→ **Request**: Extract all lines containing "true".

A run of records
━━━━━━━━━━━━━━━━━━━━━━━━━━━━━━
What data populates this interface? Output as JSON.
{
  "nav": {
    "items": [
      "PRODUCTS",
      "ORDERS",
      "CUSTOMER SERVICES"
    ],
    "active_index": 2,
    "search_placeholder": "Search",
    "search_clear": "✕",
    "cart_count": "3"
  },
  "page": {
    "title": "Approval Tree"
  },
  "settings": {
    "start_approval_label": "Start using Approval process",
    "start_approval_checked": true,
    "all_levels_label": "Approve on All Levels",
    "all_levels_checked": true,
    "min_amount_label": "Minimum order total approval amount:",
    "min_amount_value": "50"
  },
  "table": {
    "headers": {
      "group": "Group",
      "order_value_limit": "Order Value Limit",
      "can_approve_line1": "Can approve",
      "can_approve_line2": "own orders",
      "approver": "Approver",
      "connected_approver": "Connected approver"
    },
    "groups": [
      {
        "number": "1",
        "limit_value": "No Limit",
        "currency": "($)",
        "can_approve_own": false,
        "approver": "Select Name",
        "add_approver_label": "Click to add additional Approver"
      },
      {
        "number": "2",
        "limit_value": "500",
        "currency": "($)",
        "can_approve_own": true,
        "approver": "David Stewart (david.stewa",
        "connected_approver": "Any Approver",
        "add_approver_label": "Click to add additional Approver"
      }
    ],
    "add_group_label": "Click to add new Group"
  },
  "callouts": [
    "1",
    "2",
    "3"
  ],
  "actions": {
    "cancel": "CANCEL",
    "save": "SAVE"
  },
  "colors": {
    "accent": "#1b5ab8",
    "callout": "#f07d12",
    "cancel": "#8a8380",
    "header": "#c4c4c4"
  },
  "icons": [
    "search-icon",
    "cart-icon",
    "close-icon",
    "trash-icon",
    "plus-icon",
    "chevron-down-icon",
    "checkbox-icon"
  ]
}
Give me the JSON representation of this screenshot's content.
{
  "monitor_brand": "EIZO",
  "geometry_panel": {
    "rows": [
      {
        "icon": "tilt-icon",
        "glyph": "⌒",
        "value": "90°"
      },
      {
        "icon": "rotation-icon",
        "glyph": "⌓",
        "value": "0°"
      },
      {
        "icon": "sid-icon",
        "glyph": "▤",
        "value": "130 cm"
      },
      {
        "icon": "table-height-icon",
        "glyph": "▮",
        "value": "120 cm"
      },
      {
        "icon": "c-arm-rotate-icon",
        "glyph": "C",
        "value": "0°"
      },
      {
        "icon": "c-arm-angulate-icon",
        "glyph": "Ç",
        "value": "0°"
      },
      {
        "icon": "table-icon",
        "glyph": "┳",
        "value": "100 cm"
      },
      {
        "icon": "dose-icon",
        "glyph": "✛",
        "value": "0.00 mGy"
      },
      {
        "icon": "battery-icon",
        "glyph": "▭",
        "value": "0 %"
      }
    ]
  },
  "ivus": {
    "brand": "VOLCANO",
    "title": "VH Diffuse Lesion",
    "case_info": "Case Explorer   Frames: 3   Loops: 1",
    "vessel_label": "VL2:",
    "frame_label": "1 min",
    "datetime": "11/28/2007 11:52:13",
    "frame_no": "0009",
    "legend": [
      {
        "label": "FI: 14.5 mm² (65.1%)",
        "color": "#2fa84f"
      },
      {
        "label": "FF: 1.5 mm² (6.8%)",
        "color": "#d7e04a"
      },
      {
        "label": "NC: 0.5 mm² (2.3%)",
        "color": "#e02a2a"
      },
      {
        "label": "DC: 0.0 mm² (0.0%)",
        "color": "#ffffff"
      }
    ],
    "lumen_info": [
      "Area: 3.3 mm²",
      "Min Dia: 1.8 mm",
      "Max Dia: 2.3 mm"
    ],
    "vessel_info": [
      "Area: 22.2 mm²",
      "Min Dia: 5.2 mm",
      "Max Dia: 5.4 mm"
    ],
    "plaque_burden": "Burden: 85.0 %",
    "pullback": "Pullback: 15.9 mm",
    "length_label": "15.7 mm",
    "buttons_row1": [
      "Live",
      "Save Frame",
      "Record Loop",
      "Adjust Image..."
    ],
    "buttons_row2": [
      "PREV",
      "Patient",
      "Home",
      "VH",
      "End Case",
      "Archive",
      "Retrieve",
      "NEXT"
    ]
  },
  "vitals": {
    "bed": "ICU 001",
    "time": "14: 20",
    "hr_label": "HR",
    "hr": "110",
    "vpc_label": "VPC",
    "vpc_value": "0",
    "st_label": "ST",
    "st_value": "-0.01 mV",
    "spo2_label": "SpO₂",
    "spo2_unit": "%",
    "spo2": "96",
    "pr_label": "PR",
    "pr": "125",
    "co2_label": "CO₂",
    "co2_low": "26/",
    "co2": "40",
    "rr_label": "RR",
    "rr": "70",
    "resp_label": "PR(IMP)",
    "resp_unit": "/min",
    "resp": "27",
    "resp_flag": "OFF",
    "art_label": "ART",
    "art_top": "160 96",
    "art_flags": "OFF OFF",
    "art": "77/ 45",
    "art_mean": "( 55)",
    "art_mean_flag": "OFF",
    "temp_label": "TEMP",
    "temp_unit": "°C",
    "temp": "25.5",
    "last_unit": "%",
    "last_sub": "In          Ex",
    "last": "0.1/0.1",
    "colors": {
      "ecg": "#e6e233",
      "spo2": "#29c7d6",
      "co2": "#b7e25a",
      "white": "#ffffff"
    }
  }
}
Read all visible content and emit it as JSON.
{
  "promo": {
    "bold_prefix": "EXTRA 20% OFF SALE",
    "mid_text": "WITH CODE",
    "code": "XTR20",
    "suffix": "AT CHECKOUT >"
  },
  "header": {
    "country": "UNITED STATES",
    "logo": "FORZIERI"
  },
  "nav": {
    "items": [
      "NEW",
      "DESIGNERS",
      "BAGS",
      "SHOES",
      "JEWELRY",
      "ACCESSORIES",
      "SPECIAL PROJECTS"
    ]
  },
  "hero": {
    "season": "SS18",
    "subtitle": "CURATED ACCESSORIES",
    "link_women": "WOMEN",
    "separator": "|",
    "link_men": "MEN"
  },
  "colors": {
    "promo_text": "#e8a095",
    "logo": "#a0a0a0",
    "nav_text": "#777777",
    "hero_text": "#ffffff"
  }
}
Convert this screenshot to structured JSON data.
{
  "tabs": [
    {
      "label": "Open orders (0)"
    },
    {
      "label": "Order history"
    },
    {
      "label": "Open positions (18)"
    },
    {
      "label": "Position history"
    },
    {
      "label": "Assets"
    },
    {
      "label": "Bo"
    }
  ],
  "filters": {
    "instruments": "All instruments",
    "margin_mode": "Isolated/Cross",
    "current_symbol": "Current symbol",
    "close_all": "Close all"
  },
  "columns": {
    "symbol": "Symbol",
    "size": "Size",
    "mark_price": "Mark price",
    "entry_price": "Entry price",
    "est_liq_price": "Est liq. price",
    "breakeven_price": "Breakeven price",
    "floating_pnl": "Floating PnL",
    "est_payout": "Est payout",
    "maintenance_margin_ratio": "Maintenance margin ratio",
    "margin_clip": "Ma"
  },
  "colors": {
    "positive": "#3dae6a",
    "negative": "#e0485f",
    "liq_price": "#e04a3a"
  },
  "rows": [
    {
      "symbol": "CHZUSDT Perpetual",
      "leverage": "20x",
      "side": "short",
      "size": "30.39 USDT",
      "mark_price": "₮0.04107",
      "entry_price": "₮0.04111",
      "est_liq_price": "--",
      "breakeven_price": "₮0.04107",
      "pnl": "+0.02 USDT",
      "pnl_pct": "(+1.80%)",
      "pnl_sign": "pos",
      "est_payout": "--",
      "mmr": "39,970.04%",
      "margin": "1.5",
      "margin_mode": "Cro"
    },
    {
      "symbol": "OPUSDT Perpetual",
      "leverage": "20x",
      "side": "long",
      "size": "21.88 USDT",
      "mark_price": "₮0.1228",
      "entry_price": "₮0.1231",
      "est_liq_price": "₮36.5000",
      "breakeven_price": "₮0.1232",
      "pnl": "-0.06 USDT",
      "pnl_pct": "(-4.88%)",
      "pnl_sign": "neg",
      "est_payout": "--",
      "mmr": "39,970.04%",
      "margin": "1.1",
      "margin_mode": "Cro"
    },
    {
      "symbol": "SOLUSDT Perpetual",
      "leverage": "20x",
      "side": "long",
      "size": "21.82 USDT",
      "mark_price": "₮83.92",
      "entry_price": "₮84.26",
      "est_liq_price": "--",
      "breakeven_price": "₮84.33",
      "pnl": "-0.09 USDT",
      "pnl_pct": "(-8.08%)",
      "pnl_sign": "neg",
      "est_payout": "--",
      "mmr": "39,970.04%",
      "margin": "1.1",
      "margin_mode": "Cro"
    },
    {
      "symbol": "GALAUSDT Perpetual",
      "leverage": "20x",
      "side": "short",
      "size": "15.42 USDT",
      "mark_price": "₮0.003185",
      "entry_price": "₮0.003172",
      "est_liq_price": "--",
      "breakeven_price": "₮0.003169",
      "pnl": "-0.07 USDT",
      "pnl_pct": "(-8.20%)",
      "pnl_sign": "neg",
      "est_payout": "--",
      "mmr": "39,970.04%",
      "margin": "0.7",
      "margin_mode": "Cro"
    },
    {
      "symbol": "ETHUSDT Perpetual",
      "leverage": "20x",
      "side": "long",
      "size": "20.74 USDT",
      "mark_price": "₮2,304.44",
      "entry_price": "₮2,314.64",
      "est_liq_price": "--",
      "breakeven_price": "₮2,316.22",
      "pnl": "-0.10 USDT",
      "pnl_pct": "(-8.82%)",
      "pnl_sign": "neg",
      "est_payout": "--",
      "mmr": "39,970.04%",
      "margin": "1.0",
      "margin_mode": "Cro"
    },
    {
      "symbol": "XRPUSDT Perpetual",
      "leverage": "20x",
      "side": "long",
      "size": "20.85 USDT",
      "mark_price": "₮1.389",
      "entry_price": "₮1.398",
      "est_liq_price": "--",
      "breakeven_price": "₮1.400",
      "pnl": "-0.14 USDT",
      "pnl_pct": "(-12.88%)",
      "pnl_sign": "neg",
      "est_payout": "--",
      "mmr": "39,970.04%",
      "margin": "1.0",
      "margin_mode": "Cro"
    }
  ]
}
━━━━━━━━━━━━━━━━━━━━━━━━━━━━━━
→ **Exercise solution**:
    "start_approval_checked": true,
    "all_levels_checked": true,
        "can_approve_own": true,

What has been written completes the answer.